## AIM
Nothing in the records may be left out or altered; reproduce them all exactly.
### PROVIDED DATA
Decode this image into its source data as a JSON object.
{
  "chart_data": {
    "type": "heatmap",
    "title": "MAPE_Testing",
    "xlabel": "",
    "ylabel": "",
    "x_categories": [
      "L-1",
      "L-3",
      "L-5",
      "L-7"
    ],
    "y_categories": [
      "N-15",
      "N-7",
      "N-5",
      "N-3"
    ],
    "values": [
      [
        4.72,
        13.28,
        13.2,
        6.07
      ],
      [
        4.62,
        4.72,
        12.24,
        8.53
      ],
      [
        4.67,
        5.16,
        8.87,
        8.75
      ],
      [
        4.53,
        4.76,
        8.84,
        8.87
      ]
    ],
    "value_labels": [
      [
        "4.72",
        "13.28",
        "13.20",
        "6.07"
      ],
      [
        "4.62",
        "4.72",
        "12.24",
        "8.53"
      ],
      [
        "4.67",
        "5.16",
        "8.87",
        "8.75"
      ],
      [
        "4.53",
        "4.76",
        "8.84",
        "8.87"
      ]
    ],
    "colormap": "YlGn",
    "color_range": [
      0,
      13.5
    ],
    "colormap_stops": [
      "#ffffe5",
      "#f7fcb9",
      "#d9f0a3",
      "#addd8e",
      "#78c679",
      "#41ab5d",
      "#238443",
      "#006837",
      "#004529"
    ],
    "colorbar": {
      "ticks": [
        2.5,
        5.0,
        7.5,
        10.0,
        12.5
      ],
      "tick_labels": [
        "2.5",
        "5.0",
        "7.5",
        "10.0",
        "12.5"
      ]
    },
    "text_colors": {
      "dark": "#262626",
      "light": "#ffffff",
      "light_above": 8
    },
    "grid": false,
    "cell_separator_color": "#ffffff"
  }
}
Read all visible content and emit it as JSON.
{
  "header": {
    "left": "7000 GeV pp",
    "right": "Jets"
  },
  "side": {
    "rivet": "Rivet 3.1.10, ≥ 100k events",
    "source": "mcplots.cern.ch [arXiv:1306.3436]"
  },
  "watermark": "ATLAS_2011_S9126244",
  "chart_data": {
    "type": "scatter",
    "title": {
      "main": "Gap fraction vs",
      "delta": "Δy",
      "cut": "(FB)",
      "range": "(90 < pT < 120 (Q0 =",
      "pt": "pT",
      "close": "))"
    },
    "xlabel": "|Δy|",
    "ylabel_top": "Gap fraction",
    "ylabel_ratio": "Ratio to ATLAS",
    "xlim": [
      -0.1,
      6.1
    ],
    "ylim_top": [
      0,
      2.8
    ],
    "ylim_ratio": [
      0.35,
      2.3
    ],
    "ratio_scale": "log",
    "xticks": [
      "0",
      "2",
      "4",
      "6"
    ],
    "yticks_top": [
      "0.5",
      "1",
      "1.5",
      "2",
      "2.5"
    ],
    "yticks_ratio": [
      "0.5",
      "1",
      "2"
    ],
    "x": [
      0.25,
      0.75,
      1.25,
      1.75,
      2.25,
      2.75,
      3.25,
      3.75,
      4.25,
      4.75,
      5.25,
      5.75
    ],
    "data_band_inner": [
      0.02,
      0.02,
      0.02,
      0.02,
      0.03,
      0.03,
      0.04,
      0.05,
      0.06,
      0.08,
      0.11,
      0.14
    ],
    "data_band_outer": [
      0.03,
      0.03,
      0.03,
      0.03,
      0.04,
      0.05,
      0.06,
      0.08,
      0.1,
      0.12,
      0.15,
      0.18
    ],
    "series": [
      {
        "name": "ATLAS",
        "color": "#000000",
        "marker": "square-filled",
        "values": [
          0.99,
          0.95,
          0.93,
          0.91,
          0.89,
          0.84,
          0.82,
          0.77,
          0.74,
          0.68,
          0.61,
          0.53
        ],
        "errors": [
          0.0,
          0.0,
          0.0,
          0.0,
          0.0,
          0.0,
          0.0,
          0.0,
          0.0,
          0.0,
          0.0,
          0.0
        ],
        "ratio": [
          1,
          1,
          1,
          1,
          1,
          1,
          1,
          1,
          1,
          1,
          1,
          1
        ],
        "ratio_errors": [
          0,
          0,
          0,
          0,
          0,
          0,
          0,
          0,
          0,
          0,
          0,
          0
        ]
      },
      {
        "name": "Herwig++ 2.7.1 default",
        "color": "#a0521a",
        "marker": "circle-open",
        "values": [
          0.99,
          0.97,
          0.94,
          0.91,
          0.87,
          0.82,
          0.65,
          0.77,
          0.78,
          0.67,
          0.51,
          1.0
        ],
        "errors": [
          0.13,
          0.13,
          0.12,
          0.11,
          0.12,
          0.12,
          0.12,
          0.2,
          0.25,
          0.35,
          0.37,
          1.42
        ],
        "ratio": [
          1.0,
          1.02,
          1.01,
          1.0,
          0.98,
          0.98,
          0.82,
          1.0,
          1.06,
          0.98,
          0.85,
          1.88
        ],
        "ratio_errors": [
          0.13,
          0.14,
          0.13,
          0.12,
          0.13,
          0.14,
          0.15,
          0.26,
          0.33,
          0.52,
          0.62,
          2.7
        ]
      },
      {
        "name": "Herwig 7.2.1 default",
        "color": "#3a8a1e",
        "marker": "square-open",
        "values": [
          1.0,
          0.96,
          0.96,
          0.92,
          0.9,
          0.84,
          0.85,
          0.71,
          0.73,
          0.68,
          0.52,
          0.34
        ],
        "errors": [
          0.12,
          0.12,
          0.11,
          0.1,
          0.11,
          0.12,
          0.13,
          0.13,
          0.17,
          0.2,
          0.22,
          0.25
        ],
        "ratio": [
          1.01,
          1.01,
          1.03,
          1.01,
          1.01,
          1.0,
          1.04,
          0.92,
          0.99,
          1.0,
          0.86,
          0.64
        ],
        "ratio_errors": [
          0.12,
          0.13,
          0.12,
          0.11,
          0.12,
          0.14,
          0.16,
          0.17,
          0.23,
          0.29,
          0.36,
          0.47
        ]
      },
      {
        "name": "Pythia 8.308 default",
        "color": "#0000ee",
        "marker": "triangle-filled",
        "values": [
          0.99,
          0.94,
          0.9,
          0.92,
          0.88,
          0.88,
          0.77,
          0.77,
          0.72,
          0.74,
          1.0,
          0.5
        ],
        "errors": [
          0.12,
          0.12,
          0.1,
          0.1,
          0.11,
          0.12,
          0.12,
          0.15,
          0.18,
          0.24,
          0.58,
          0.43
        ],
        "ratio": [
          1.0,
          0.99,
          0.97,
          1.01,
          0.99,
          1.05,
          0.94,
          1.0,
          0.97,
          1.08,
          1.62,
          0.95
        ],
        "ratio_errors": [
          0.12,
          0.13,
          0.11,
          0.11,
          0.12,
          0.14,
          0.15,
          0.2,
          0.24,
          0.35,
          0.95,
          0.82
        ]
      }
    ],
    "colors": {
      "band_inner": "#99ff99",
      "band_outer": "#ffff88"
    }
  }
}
######
## EXERCISE SOLUTION
Decode this image into its source data as a JSON object.
{
  "chart_data": {
    "type": "heatmap",
    "title": "MAPE_Testing",
    "xlabel": "",
    "ylabel": "",
    "x_categories": [
      "L-1",
      "L-3",
      "L-5",
      "L-7"
    ],
    "y_categories": [
      "N-15",
      "N-7",
      "N-5",
      "N-3"
    ],
    "values": [
      [
        4.72,
        13.28,
        13.2,
        6.07
      ],
      [
        4.62,
        4.72,
        12.24,
        8.53
      ],
      [
        4.67,
        5.16,
        8.87,
        8.75
      ],
      [
        4.53,
        4.76,
        8.84,
        8.87
      ]
    ],
    "value_labels": [
      [
        "4.72",
        "13.28",
        "13.20",
        "6.07"
      ],
      [
        "4.62",
        "4.72",
        "12.24",
        "8.53"
      ],
      [
        "4.67",
        "5.16",
        "8.87",
        "8.75"
      ],
      [
        "4.53",
        "4.76",
        "8.84",
        "8.87"
      ]
    ],
    "colormap": "YlGn",
    "color_range": [
      0,
      13.5
    ],
    "colormap_stops": [
      "#ffffe5",
      "#f7fcb9",
      "#d9f0a3",
      "#addd8e",
      "#78c679",
      "#41ab5d",
      "#238443",
      "#006837",
      "#004529"
    ],
    "colorbar": {
      "ticks": [
        2.5,
        5.0,
        7.5,
        10.0,
        12.5
      ],
      "tick_labels": [
        "2.5",
        "5.0",
        "7.5",
        "10.0",
        "12.5"
      ]
    },
    "text_colors": {
      "dark": "#262626",
      "light": "#ffffff",
      "light_above": 8
    },
    "grid": false,
    "cell_separator_color": "#ffffff"
  }
}
Read all visible content and emit it as JSON.
{
  "header": {
    "left": "7000 GeV pp",
    "right": "Jets"
  },
  "side": {
    "rivet": "Rivet 3.1.10, ≥ 100k events",
    "source": "mcplots.cern.ch [arXiv:1306.3436]"
  },
  "watermark": "ATLAS_2011_S9126244",
  "chart_data": {
    "type": "scatter",
    "title": {
      "main": "Gap fraction vs",
      "delta": "Δy",
      "cut": "(FB)",
      "range": "(90 < pT < 120 (Q0 =",
      "pt": "pT",
      "close": "))"
    },
    "xlabel": "|Δy|",
    "ylabel_top": "Gap fraction",
    "ylabel_ratio": "Ratio to ATLAS",
    "xlim": [
      -0.1,
      6.1
    ],
    "ylim_top": [
      0,
      2.8
    ],
    "ylim_ratio": [
      0.35,
      2.3
    ],
    "ratio_scale": "log",
    "xticks": [
      "0",
      "2",
      "4",
      "6"
    ],
    "yticks_top": [
      "0.5",
      "1",
      "1.5",
      "2",
      "2.5"
    ],
    "yticks_ratio": [
      "0.5",
      "1",
      "2"
    ],
    "x": [
      0.25,
      0.75,
      1.25,
      1.75,
      2.25,
      2.75,
      3.25,
      3.75,
      4.25,
      4.75,
      5.25,
      5.75
    ],
    "data_band_inner": [
      0.02,
      0.02,
      0.02,
      0.02,
      0.03,
      0.03,
      0.04,
      0.05,
      0.06,
      0.08,
      0.11,
      0.14
    ],
    "data_band_outer": [
      0.03,
      0.03,
      0.03,
      0.03,
      0.04,
      0.05,
      0.06,
      0.08,
      0.1,
      0.12,
      0.15,
      0.18
    ],
    "series": [
      {
        "name": "ATLAS",
        "color": "#000000",
        "marker": "square-filled",
        "values": [
          0.99,
          0.95,
          0.93,
          0.91,
          0.89,
          0.84,
          0.82,
          0.77,
          0.74,
          0.68,
          0.61,
          0.53
        ],
        "errors": [
          0.0,
          0.0,
          0.0,
          0.0,
          0.0,
          0.0,
          0.0,
          0.0,
          0.0,
          0.0,
          0.0,
          0.0
        ],
        "ratio": [
          1,
          1,
          1,
          1,
          1,
          1,
          1,
          1,
          1,
          1,
          1,
          1
        ],
        "ratio_errors": [
          0,
          0,
          0,
          0,
          0,
          0,
          0,
          0,
          0,
          0,
          0,
          0
        ]
      },
      {
        "name": "Herwig++ 2.7.1 default",
        "color": "#a0521a",
        "marker": "circle-open",
        "values": [
          0.99,
          0.97,
          0.94,
          0.91,
          0.87,
          0.82,
          0.65,
          0.77,
          0.78,
          0.67,
          0.51,
          1.0
        ],
        "errors": [
          0.13,
          0.13,
          0.12,
          0.11,
          0.12,
          0.12,
          0.12,
          0.2,
          0.25,
          0.35,
          0.37,
          1.42
        ],
        "ratio": [
          1.0,
          1.02,
          1.01,
          1.0,
          0.98,
          0.98,
          0.82,
          1.0,
          1.06,
          0.98,
          0.85,
          1.88
        ],
        "ratio_errors": [
          0.13,
          0.14,
          0.13,
          0.12,
          0.13,
          0.14,
          0.15,
          0.26,
          0.33,
          0.52,
          0.62,
          2.7
        ]
      },
      {
        "name": "Herwig 7.2.1 default",
        "color": "#3a8a1e",
        "marker": "square-open",
        "values": [
          1.0,
          0.96,
          0.96,
          0.92,
          0.9,
          0.84,
          0.85,
          0.71,
          0.73,
          0.68,
          0.52,
          0.34
        ],
        "errors": [
          0.12,
          0.12,
          0.11,
          0.1,
          0.11,
          0.12,
          0.13,
          0.13,
          0.17,
          0.2,
          0.22,
          0.25
        ],
        "ratio": [
          1.01,
          1.01,
          1.03,
          1.01,
          1.01,
          1.0,
          1.04,
          0.92,
          0.99,
          1.0,
          0.86,
          0.64
        ],
        "ratio_errors": [
          0.12,
          0.13,
          0.12,
          0.11,
          0.12,
          0.14,
          0.16,
          0.17,
          0.23,
          0.29,
          0.36,
          0.47
        ]
      },
      {
        "name": "Pythia 8.308 default",
        "color": "#0000ee",
        "marker": "triangle-filled",
        "values": [
          0.99,
          0.94,
          0.9,
          0.92,
          0.88,
          0.88,
          0.77,
          0.77,
          0.72,
          0.74,
          1.0,
          0.5
        ],
        "errors": [
          0.12,
          0.12,
          0.1,
          0.1,
          0.11,
          0.12,
          0.12,
          0.15,
          0.18,
          0.24,
          0.58,
          0.43
        ],
        "ratio": [
          1.0,
          0.99,
          0.97,
          1.01,
          0.99,
          1.05,
          0.94,
          1.0,
          0.97,
          1.08,
          1.62,
          0.95
        ],
        "ratio_errors": [
          0.12,
          0.13,
          0.11,
          0.11,
          0.12,
          0.14,
          0.15,
          0.2,
          0.24,
          0.35,
          0.95,
          0.82
        ]
      }
    ],
    "colors": {
      "band_inner": "#99ff99",
      "band_outer": "#ffff88"
    }
  }
}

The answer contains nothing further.